§ REQUIRED TASK:
Locate and copy each line in the data that contains the word "краткой".

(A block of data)

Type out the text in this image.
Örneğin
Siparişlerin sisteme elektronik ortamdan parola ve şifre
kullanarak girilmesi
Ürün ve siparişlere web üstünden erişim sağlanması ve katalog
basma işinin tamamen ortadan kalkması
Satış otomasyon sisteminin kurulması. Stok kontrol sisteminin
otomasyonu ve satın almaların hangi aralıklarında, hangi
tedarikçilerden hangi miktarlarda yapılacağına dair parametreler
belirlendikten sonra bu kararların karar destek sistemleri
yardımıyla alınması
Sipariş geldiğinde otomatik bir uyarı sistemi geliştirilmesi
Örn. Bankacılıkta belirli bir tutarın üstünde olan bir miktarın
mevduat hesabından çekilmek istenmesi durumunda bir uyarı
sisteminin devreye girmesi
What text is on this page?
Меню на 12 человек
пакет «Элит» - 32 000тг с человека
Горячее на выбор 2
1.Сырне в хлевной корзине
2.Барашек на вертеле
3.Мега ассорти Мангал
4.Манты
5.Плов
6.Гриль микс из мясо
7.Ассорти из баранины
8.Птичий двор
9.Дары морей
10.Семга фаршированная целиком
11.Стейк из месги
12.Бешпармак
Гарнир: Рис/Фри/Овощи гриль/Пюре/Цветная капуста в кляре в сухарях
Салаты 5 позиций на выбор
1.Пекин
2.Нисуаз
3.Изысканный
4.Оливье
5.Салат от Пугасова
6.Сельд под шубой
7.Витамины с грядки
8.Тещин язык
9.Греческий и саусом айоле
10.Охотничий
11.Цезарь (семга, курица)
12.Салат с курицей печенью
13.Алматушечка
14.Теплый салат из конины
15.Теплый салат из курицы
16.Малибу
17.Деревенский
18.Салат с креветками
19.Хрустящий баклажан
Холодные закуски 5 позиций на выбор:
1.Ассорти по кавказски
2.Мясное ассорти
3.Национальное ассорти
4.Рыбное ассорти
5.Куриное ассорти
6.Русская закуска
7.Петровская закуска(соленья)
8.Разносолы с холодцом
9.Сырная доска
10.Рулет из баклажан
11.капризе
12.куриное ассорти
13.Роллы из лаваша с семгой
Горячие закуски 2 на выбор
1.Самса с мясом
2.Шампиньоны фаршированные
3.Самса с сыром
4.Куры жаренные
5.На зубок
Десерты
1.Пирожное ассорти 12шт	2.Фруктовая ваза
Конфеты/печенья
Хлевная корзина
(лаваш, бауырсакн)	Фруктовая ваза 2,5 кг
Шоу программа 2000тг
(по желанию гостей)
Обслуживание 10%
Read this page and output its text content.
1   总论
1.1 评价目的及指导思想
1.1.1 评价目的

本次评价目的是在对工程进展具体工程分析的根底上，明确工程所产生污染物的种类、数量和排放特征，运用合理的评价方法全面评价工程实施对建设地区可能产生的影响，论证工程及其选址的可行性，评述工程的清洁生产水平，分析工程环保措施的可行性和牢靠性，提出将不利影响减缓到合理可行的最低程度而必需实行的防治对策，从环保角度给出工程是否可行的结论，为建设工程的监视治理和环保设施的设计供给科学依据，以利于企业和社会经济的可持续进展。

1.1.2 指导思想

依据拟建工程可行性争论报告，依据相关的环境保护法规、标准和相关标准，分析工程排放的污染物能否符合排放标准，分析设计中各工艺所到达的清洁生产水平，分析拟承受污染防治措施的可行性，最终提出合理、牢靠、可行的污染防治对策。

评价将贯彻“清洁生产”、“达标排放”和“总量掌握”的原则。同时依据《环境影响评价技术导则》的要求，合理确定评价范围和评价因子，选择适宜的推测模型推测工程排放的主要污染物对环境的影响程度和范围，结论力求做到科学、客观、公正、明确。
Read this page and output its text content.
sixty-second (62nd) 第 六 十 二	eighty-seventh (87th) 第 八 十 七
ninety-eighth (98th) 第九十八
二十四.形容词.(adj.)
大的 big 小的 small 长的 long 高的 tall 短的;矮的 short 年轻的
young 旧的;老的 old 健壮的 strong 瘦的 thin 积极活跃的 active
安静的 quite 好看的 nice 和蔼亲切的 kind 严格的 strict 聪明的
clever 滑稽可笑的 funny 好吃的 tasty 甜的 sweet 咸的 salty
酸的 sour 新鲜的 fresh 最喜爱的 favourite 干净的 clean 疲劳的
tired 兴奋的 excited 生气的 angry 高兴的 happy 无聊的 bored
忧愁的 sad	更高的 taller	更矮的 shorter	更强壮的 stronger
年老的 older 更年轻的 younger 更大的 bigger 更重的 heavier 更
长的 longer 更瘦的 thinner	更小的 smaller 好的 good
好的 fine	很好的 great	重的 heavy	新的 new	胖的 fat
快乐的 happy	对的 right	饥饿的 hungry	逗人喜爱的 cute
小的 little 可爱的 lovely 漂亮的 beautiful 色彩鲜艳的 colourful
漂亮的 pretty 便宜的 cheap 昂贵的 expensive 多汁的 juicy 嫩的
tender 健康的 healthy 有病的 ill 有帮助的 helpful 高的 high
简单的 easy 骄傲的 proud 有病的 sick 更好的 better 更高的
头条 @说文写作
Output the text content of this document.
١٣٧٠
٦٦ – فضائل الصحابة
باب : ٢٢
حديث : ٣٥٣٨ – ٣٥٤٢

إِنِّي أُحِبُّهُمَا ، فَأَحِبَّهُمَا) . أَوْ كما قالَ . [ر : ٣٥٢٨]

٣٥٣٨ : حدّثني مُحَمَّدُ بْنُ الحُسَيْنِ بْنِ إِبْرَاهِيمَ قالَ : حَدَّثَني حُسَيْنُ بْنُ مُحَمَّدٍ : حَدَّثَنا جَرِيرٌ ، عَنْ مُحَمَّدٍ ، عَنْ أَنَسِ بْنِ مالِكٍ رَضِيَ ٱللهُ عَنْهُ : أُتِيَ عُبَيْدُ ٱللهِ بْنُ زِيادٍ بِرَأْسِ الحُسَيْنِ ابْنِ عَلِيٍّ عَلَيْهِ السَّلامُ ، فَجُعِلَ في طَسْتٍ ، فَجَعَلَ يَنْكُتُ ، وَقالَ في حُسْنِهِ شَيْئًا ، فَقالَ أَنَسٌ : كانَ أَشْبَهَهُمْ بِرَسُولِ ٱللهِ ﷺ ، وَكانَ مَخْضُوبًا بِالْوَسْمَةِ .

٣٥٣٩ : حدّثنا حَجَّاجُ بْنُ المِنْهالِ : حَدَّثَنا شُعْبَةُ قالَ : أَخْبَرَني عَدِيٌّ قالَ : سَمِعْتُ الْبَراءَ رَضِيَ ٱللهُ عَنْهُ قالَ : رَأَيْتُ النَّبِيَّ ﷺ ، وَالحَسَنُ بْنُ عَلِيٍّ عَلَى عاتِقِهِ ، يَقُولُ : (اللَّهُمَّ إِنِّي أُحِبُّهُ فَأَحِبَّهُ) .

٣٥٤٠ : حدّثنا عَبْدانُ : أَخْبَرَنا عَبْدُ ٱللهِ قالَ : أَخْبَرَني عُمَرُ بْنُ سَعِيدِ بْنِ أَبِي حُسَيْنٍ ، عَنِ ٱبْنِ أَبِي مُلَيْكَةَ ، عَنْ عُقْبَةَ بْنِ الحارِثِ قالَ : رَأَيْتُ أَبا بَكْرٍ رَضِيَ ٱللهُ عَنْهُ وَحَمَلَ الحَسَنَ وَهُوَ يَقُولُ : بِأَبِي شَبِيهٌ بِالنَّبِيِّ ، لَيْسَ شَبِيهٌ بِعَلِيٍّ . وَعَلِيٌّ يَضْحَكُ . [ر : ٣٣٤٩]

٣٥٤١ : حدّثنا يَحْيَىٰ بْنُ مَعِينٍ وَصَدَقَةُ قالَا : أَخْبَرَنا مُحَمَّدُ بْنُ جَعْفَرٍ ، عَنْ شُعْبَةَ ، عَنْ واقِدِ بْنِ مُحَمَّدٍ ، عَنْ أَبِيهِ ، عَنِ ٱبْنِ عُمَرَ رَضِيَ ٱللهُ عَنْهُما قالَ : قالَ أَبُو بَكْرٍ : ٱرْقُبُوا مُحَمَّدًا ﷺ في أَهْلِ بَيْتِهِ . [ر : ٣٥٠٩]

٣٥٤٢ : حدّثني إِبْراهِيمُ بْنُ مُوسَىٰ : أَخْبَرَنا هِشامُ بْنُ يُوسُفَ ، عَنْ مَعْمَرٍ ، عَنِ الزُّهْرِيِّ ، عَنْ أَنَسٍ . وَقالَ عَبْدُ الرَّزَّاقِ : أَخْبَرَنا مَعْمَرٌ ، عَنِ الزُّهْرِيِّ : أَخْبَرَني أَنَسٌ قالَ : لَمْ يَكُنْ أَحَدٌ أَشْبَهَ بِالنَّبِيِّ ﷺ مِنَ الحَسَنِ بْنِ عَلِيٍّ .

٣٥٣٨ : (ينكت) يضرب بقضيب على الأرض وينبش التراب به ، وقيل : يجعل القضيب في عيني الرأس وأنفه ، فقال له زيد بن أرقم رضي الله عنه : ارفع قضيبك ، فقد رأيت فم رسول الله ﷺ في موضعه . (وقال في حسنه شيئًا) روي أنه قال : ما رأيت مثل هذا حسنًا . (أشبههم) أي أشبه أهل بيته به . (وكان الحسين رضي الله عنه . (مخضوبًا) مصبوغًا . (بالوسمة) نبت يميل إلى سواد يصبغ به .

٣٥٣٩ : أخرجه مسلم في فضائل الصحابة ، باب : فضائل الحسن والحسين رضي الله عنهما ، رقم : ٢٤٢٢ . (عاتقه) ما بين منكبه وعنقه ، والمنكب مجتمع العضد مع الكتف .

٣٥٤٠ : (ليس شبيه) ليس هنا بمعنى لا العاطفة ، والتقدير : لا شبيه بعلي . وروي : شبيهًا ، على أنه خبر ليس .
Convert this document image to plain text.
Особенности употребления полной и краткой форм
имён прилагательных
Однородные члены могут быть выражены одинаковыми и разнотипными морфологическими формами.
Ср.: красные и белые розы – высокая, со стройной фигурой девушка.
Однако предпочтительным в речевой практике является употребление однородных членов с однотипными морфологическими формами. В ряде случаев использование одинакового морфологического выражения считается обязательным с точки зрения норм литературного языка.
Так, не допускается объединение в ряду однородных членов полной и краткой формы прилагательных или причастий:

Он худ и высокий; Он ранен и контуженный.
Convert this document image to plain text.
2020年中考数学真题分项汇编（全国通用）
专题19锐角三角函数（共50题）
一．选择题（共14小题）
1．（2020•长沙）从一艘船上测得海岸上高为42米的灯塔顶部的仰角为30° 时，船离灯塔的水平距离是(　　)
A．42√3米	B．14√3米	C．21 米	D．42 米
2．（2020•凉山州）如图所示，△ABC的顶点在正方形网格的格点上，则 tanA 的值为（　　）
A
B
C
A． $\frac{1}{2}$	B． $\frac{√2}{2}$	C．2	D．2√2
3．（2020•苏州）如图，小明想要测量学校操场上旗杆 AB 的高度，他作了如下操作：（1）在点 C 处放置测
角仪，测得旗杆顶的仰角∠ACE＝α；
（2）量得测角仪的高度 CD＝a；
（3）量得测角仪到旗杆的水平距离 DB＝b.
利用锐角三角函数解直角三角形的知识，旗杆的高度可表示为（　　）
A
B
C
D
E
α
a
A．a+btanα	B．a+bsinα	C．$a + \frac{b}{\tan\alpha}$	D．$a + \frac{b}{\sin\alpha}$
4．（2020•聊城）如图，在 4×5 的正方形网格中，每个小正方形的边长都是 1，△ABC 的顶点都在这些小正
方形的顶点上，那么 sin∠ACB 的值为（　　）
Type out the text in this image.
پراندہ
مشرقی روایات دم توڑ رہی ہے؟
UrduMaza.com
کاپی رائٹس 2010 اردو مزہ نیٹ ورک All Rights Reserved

§ RESULT OF THE EXERCISE:
Особенности употребления полной и краткой форм
Так, не допускается объединение в ряду однородных членов полной и краткой формы прилагательных или причастий:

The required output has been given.